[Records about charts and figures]
___
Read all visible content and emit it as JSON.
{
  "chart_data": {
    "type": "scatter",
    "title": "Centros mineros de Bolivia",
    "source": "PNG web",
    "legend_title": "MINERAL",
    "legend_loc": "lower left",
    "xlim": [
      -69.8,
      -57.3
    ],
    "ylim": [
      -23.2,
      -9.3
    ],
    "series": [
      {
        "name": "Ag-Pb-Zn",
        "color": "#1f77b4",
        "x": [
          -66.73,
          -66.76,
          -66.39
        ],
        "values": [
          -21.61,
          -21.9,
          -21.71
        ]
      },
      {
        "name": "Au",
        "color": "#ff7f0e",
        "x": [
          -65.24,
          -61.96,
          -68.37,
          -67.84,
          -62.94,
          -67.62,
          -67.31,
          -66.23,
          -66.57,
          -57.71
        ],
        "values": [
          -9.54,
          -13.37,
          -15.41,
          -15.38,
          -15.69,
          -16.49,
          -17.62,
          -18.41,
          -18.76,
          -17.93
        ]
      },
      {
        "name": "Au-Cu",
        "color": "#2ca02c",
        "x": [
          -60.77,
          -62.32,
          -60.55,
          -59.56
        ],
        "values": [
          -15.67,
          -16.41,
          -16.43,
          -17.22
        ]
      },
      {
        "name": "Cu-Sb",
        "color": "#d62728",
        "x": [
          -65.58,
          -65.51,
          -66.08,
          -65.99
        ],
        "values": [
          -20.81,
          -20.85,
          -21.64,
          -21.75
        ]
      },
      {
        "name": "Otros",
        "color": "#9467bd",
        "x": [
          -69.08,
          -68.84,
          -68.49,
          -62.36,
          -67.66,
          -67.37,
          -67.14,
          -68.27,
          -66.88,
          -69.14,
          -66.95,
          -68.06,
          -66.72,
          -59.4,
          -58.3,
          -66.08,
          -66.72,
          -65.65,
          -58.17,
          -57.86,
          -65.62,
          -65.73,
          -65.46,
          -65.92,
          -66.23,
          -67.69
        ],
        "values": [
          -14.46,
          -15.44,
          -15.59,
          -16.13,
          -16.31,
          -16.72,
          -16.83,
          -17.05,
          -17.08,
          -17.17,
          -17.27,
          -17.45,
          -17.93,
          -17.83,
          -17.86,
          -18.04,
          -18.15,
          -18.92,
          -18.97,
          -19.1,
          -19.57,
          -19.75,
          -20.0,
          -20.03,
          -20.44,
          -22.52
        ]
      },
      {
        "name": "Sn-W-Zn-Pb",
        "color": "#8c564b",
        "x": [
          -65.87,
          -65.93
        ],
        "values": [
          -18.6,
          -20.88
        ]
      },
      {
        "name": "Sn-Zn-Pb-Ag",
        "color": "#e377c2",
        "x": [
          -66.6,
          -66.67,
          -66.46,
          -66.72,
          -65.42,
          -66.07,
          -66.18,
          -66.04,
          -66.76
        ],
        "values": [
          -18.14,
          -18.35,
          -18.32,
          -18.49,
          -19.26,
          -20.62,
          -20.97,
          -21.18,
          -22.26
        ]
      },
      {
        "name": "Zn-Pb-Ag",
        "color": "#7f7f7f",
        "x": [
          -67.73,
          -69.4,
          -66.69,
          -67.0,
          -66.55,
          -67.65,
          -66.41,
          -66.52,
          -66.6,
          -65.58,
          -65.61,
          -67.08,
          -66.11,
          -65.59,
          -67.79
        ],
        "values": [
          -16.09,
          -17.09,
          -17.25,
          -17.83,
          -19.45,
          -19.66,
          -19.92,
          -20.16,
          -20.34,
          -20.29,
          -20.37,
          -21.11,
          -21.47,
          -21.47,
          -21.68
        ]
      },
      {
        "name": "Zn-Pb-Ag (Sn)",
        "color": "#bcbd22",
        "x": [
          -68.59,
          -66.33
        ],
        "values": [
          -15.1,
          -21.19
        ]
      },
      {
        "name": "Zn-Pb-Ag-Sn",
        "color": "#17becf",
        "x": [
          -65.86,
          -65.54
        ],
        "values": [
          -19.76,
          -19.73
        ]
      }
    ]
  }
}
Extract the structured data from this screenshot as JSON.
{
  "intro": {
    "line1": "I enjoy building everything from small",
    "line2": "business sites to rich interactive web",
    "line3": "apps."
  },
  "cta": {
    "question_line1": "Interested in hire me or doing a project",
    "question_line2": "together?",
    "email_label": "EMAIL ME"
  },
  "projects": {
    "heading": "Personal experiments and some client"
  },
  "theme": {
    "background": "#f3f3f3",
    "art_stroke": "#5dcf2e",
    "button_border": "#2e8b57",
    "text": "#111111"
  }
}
___
▶ _WRITTEN INSTRUCTION_
Each entry must be reproduced verbatim.

▶ _RESPONSE FOR THIS EXERCISE_
Read all visible content and emit it as JSON.
{
  "chart_data": {
    "type": "scatter",
    "title": "Centros mineros de Bolivia",
    "source": "PNG web",
    "legend_title": "MINERAL",
    "legend_loc": "lower left",
    "xlim": [
      -69.8,
      -57.3
    ],
    "ylim": [
      -23.2,
      -9.3
    ],
    "series": [
      {
        "name": "Ag-Pb-Zn",
        "color": "#1f77b4",
        "x": [
          -66.73,
          -66.76,
          -66.39
        ],
        "values": [
          -21.61,
          -21.9,
          -21.71
        ]
      },
      {
        "name": "Au",
        "color": "#ff7f0e",
        "x": [
          -65.24,
          -61.96,
          -68.37,
          -67.84,
          -62.94,
          -67.62,
          -67.31,
          -66.23,
          -66.57,
          -57.71
        ],
        "values": [
          -9.54,
          -13.37,
          -15.41,
          -15.38,
          -15.69,
          -16.49,
          -17.62,
          -18.41,
          -18.76,
          -17.93
        ]
      },
      {
        "name": "Au-Cu",
        "color": "#2ca02c",
        "x": [
          -60.77,
          -62.32,
          -60.55,
          -59.56
        ],
        "values": [
          -15.67,
          -16.41,
          -16.43,
          -17.22
        ]
      },
      {
        "name": "Cu-Sb",
        "color": "#d62728",
        "x": [
          -65.58,
          -65.51,
          -66.08,
          -65.99
        ],
        "values": [
          -20.81,
          -20.85,
          -21.64,
          -21.75
        ]
      },
      {
        "name": "Otros",
        "color": "#9467bd",
        "x": [
          -69.08,
          -68.84,
          -68.49,
          -62.36,
          -67.66,
          -67.37,
          -67.14,
          -68.27,
          -66.88,
          -69.14,
          -66.95,
          -68.06,
          -66.72,
          -59.4,
          -58.3,
          -66.08,
          -66.72,
          -65.65,
          -58.17,
          -57.86,
          -65.62,
          -65.73,
          -65.46,
          -65.92,
          -66.23,
          -67.69
        ],
        "values": [
          -14.46,
          -15.44,
          -15.59,
          -16.13,
          -16.31,
          -16.72,
          -16.83,
          -17.05,
          -17.08,
          -17.17,
          -17.27,
          -17.45,
          -17.93,
          -17.83,
          -17.86,
          -18.04,
          -18.15,
          -18.92,
          -18.97,
          -19.1,
          -19.57,
          -19.75,
          -20.0,
          -20.03,
          -20.44,
          -22.52
        ]
      },
      {
        "name": "Sn-W-Zn-Pb",
        "color": "#8c564b",
        "x": [
          -65.87,
          -65.93
        ],
        "values": [
          -18.6,
          -20.88
        ]
      },
      {
        "name": "Sn-Zn-Pb-Ag",
        "color": "#e377c2",
        "x": [
          -66.6,
          -66.67,
          -66.46,
          -66.72,
          -65.42,
          -66.07,
          -66.18,
          -66.04,
          -66.76
        ],
        "values": [
          -18.14,
          -18.35,
          -18.32,
          -18.49,
          -19.26,
          -20.62,
          -20.97,
          -21.18,
          -22.26
        ]
      },
      {
        "name": "Zn-Pb-Ag",
        "color": "#7f7f7f",
        "x": [
          -67.73,
          -69.4,
          -66.69,
          -67.0,
          -66.55,
          -67.65,
          -66.41,
          -66.52,
          -66.6,
          -65.58,
          -65.61,
          -67.08,
          -66.11,
          -65.59,
          -67.79
        ],
        "values": [
          -16.09,
          -17.09,
          -17.25,
          -17.83,
          -19.45,
          -19.66,
          -19.92,
          -20.16,
          -20.34,
          -20.29,
          -20.37,
          -21.11,
          -21.47,
          -21.47,
          -21.68
        ]
      },
      {
        "name": "Zn-Pb-Ag (Sn)",
        "color": "#bcbd22",
        "x": [
          -68.59,
          -66.33
        ],
        "values": [
          -15.1,
          -21.19
        ]
      },
      {
        "name": "Zn-Pb-Ag-Sn",
        "color": "#17becf",
        "x": [
          -65.86,
          -65.54
        ],
        "values": [
          -19.76,
          -19.73
        ]
      }
    ]
  }
}
Extract the structured data from this screenshot as JSON.
{
  "intro": {
    "line1": "I enjoy building everything from small",
    "line2": "business sites to rich interactive web",
    "line3": "apps."
  },
  "cta": {
    "question_line1": "Interested in hire me or doing a project",
    "question_line2": "together?",
    "email_label": "EMAIL ME"
  },
  "projects": {
    "heading": "Personal experiments and some client"
  },
  "theme": {
    "background": "#f3f3f3",
    "art_stroke": "#5dcf2e",
    "button_border": "#2e8b57",
    "text": "#111111"
  }
}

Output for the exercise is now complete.